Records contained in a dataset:
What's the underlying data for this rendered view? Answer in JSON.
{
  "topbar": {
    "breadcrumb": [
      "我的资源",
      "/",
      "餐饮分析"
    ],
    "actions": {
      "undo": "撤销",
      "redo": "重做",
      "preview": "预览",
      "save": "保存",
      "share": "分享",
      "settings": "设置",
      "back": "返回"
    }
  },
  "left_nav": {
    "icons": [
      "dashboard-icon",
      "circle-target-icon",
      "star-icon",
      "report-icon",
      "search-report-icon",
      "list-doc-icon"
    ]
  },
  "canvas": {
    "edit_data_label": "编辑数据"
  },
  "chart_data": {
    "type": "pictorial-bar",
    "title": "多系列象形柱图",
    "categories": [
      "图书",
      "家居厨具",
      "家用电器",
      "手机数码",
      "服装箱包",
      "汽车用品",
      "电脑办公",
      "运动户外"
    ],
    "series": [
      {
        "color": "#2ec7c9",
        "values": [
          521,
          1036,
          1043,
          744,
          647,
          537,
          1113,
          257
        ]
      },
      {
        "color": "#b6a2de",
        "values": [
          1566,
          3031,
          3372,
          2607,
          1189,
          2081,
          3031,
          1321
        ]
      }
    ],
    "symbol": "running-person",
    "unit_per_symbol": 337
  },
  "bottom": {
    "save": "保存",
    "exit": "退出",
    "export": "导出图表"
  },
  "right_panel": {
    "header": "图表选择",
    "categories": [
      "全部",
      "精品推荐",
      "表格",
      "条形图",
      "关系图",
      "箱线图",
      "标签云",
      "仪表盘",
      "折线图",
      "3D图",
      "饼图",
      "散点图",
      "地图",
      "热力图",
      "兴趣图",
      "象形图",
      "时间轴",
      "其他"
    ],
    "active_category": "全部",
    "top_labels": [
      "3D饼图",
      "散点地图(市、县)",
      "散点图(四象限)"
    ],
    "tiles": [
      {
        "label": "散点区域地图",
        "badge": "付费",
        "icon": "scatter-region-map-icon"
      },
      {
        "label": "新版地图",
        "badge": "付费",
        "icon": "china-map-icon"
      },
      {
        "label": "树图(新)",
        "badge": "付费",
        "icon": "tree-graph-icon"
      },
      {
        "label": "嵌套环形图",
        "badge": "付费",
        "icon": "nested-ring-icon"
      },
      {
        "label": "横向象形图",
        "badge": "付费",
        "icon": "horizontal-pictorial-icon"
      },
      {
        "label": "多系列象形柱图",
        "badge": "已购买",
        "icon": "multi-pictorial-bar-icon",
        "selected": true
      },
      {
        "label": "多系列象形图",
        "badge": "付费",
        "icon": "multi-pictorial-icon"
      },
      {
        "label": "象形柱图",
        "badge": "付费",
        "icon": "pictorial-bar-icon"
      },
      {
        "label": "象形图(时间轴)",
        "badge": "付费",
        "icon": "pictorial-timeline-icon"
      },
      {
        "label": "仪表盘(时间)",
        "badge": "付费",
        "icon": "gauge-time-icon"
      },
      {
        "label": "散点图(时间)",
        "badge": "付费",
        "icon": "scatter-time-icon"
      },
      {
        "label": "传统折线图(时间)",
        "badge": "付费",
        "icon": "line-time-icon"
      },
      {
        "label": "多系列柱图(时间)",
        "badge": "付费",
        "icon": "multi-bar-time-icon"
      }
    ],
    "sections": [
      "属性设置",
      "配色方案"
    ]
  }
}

To be done:
Read the data above and count the lines that include "multi". Answer only with the count.

Solution to this task:
3